◆ Problem to work on ◆
Please give the listing again in its entirety, exactly as written.

◆ Input records ◆
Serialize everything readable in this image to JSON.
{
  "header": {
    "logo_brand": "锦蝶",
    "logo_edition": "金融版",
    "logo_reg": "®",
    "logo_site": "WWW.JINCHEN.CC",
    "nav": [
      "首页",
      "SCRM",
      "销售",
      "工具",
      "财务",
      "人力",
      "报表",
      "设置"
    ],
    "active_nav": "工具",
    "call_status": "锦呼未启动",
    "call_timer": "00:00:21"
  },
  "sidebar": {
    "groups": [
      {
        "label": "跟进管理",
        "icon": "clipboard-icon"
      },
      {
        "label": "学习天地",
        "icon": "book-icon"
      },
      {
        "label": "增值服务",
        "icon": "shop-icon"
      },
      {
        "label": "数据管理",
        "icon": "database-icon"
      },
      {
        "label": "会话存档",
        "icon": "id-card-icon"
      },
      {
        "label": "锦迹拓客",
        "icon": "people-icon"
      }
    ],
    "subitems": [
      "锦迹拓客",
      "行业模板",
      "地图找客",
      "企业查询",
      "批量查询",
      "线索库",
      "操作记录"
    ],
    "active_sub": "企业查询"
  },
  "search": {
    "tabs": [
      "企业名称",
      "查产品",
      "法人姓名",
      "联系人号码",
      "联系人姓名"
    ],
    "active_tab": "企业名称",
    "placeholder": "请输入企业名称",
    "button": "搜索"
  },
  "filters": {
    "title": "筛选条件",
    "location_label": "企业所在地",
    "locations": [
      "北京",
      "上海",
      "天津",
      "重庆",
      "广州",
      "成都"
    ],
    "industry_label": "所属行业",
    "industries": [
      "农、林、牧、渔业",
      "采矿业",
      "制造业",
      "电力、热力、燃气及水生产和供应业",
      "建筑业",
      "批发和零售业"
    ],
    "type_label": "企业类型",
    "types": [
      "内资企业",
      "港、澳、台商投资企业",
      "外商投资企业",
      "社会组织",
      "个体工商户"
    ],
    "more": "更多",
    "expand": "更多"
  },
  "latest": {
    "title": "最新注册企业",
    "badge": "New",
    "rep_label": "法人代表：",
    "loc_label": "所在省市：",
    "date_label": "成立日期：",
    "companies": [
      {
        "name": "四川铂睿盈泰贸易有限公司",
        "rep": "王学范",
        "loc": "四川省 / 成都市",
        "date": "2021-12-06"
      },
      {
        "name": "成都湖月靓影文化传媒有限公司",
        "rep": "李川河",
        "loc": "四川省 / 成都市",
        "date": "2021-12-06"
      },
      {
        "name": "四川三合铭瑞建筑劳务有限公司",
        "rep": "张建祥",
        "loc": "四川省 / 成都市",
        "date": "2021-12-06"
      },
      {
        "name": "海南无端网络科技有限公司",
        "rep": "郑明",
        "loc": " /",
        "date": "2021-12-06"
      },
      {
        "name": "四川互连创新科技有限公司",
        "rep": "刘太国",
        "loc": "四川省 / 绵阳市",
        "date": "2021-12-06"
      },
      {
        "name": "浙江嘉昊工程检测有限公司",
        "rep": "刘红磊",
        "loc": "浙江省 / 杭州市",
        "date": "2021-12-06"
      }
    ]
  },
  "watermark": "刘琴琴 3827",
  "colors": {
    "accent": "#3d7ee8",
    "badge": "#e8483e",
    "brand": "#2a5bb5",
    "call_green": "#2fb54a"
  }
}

◆ Full answer ◆
Serialize everything readable in this image to JSON.
{
  "header": {
    "logo_brand": "锦蝶",
    "logo_edition": "金融版",
    "logo_reg": "®",
    "logo_site": "WWW.JINCHEN.CC",
    "nav": [
      "首页",
      "SCRM",
      "销售",
      "工具",
      "财务",
      "人力",
      "报表",
      "设置"
    ],
    "active_nav": "工具",
    "call_status": "锦呼未启动",
    "call_timer": "00:00:21"
  },
  "sidebar": {
    "groups": [
      {
        "label": "跟进管理",
        "icon": "clipboard-icon"
      },
      {
        "label": "学习天地",
        "icon": "book-icon"
      },
      {
        "label": "增值服务",
        "icon": "shop-icon"
      },
      {
        "label": "数据管理",
        "icon": "database-icon"
      },
      {
        "label": "会话存档",
        "icon": "id-card-icon"
      },
      {
        "label": "锦迹拓客",
        "icon": "people-icon"
      }
    ],
    "subitems": [
      "锦迹拓客",
      "行业模板",
      "地图找客",
      "企业查询",
      "批量查询",
      "线索库",
      "操作记录"
    ],
    "active_sub": "企业查询"
  },
  "search": {
    "tabs": [
      "企业名称",
      "查产品",
      "法人姓名",
      "联系人号码",
      "联系人姓名"
    ],
    "active_tab": "企业名称",
    "placeholder": "请输入企业名称",
    "button": "搜索"
  },
  "filters": {
    "title": "筛选条件",
    "location_label": "企业所在地",
    "locations": [
      "北京",
      "上海",
      "天津",
      "重庆",
      "广州",
      "成都"
    ],
    "industry_label": "所属行业",
    "industries": [
      "农、林、牧、渔业",
      "采矿业",
      "制造业",
      "电力、热力、燃气及水生产和供应业",
      "建筑业",
      "批发和零售业"
    ],
    "type_label": "企业类型",
    "types": [
      "内资企业",
      "港、澳、台商投资企业",
      "外商投资企业",
      "社会组织",
      "个体工商户"
    ],
    "more": "更多",
    "expand": "更多"
  },
  "latest": {
    "title": "最新注册企业",
    "badge": "New",
    "rep_label": "法人代表：",
    "loc_label": "所在省市：",
    "date_label": "成立日期：",
    "companies": [
      {
        "name": "四川铂睿盈泰贸易有限公司",
        "rep": "王学范",
        "loc": "四川省 / 成都市",
        "date": "2021-12-06"
      },
      {
        "name": "成都湖月靓影文化传媒有限公司",
        "rep": "李川河",
        "loc": "四川省 / 成都市",
        "date": "2021-12-06"
      },
      {
        "name": "四川三合铭瑞建筑劳务有限公司",
        "rep": "张建祥",
        "loc": "四川省 / 成都市",
        "date": "2021-12-06"
      },
      {
        "name": "海南无端网络科技有限公司",
        "rep": "郑明",
        "loc": " /",
        "date": "2021-12-06"
      },
      {
        "name": "四川互连创新科技有限公司",
        "rep": "刘太国",
        "loc": "四川省 / 绵阳市",
        "date": "2021-12-06"
      },
      {
        "name": "浙江嘉昊工程检测有限公司",
        "rep": "刘红磊",
        "loc": "浙江省 / 杭州市",
        "date": "2021-12-06"
      }
    ]
  },
  "watermark": "刘琴琴 3827",
  "colors": {
    "accent": "#3d7ee8",
    "badge": "#e8483e",
    "brand": "#2a5bb5",
    "call_green": "#2fb54a"
  }
}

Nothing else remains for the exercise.